-- begin --
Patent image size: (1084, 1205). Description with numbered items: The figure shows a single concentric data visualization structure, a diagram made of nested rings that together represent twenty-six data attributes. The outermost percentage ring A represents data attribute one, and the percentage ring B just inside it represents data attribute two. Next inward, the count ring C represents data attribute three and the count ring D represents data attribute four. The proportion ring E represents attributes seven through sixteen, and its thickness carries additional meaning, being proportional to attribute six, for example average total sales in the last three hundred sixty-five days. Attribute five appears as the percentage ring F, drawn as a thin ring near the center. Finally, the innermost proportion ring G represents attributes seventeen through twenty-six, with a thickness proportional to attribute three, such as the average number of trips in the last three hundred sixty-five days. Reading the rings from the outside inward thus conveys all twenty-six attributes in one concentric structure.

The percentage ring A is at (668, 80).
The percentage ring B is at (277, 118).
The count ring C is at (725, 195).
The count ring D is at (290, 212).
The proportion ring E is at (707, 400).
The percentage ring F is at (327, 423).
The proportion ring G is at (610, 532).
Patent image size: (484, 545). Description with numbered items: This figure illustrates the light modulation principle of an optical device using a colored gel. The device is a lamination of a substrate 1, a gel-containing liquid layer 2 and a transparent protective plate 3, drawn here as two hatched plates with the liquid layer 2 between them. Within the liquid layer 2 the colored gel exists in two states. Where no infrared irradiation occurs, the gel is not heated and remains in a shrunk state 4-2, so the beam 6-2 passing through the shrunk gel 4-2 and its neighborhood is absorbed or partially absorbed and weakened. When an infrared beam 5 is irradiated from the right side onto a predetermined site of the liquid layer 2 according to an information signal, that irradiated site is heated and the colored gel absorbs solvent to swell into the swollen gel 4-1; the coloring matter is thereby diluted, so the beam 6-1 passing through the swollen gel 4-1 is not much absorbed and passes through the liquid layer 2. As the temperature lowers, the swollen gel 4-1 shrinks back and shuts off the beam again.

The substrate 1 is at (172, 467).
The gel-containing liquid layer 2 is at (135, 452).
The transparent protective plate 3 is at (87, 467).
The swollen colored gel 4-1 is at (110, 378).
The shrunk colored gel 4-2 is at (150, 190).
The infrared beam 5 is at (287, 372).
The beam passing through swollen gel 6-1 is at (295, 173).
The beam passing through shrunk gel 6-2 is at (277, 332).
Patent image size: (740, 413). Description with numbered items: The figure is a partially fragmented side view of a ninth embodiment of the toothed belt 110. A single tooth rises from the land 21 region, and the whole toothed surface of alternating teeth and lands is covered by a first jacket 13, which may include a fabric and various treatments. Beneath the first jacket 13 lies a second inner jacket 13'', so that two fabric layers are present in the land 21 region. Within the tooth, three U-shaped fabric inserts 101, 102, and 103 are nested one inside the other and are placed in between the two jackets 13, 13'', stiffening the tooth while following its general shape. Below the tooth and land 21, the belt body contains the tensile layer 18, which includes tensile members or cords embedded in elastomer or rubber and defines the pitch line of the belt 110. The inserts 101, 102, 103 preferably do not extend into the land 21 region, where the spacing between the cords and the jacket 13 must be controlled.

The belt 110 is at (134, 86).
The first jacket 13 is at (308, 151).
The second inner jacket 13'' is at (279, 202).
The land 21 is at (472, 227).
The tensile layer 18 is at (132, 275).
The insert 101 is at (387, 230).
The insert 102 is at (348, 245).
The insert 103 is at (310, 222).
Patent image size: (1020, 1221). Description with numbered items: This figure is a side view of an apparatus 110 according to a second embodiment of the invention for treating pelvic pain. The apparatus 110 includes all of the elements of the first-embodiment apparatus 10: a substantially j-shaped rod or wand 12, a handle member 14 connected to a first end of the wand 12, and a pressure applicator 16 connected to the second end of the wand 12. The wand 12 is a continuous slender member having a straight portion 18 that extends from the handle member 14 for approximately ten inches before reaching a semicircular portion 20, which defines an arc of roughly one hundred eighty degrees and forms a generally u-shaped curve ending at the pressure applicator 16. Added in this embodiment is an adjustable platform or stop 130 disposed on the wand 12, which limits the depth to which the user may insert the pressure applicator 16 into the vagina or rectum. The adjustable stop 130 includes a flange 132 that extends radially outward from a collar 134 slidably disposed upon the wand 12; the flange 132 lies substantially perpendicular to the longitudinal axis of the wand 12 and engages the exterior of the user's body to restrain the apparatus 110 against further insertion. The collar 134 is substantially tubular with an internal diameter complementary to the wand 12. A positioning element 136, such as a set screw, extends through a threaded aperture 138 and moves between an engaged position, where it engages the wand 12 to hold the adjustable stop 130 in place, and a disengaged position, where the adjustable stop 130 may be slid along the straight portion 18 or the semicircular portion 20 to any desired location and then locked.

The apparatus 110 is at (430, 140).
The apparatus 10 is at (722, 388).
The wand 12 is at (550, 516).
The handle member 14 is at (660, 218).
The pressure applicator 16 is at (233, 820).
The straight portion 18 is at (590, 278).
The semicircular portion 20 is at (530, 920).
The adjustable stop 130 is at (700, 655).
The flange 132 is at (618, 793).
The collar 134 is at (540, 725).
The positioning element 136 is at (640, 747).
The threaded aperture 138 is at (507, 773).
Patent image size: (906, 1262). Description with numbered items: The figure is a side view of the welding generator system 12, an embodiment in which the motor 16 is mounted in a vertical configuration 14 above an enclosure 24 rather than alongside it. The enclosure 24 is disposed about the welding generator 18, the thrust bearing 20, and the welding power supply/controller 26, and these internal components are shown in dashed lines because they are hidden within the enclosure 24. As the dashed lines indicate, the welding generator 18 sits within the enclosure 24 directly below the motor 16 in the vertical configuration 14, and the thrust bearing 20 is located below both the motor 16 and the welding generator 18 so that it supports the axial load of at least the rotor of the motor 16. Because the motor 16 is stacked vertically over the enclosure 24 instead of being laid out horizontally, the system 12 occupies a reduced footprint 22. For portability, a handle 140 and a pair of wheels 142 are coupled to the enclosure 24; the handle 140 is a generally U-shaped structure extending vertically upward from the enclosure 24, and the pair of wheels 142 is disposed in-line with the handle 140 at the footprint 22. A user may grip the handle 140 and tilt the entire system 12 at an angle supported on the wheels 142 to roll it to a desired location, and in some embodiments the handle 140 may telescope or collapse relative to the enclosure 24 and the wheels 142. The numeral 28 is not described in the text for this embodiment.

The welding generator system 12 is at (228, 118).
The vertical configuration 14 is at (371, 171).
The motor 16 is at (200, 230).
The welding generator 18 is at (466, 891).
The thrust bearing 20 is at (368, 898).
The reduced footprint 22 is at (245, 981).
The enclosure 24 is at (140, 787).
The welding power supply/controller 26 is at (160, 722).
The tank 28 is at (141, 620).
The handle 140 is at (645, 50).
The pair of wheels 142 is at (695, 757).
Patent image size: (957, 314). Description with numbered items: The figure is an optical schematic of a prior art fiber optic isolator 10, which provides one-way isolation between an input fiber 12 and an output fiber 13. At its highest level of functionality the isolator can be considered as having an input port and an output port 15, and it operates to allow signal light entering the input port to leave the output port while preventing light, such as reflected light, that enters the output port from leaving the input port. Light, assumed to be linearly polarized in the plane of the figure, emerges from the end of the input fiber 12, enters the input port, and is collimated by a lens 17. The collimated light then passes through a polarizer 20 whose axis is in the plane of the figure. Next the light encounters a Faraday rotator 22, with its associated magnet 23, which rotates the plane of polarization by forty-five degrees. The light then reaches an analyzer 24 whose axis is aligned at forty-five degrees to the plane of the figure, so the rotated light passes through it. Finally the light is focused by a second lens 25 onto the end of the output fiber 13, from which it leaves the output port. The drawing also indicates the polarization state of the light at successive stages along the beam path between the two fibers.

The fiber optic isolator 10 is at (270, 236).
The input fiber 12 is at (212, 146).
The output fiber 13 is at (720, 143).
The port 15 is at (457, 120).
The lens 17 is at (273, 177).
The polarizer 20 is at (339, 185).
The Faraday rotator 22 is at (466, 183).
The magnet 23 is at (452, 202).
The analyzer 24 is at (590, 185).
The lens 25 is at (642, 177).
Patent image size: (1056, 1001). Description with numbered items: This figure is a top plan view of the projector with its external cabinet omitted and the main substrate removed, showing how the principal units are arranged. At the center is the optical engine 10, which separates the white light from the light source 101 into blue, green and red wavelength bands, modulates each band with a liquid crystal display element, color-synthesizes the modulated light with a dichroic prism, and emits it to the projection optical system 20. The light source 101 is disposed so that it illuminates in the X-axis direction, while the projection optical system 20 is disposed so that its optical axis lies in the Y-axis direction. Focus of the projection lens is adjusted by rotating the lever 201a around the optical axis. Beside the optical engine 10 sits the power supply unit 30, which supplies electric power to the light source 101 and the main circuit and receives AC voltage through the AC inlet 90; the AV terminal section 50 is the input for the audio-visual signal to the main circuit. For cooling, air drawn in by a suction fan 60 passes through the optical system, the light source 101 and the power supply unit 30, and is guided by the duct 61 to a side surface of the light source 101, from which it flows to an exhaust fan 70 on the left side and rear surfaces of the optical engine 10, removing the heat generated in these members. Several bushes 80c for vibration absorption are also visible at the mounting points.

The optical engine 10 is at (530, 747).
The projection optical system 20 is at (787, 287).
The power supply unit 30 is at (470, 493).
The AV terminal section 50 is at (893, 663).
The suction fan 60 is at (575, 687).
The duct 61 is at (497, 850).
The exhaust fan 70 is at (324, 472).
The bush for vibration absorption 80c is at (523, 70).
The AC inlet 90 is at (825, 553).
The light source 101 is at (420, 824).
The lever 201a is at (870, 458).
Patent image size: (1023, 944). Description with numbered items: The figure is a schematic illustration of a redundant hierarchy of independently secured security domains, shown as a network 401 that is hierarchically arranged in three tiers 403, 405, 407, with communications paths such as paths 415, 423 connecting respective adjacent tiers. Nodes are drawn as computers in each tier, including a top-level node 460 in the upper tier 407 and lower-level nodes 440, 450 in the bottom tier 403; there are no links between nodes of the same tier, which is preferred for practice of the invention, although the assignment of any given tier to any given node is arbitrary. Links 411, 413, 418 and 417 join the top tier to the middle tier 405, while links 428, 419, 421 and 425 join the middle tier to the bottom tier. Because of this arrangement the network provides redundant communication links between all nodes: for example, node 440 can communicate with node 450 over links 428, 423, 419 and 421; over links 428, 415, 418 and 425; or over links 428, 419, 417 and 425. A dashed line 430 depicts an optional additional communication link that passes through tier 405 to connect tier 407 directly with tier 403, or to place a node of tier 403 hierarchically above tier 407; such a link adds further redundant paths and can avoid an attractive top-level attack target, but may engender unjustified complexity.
-- end --
Exercise - Render the lines from the first line above through the line containing "The proportion ring G is at (610, 532)." as a two-column CSV with the headers input and output. Give one row for each text and its answer, with each value in a single quoted field and line breaks replaced by spaces.

Answer to the problem -
input,output
"Patent image size: (1084, 1205). Description with numbered items: The figure shows a single concentric data visualization structure, a diagram made of nested rings that together represent twenty-six data attributes. The outermost percentage ring A represents data attribute one, and the percentage ring B just inside it represents data attribute two. Next inward, the count ring C represents data attribute three and the count ring D represents data attribute four. The proportion ring E represents attributes seven through sixteen, and its thickness carries additional meaning, being proportional to attribute six, for example average total sales in the last three hundred sixty-five days. Attribute five appears as the percentage ring F, drawn as a thin ring near the center. Finally, the innermost proportion ring G represents attributes seventeen through twenty-six, with a thickness proportional to attribute three, such as the average number of trips in the last three hundred sixty-five days. Reading the rings from the outside inward thus conveys all twenty-six attributes in one concentric structure.","The percentage ring A is at (668, 80). The percentage ring B is at (277, 118). The count ring C is at (725, 195). The count ring D is at (290, 212). The proportion ring E is at (707, 400). The percentage ring F is at (327, 423). The proportion ring G is at (610, 532)."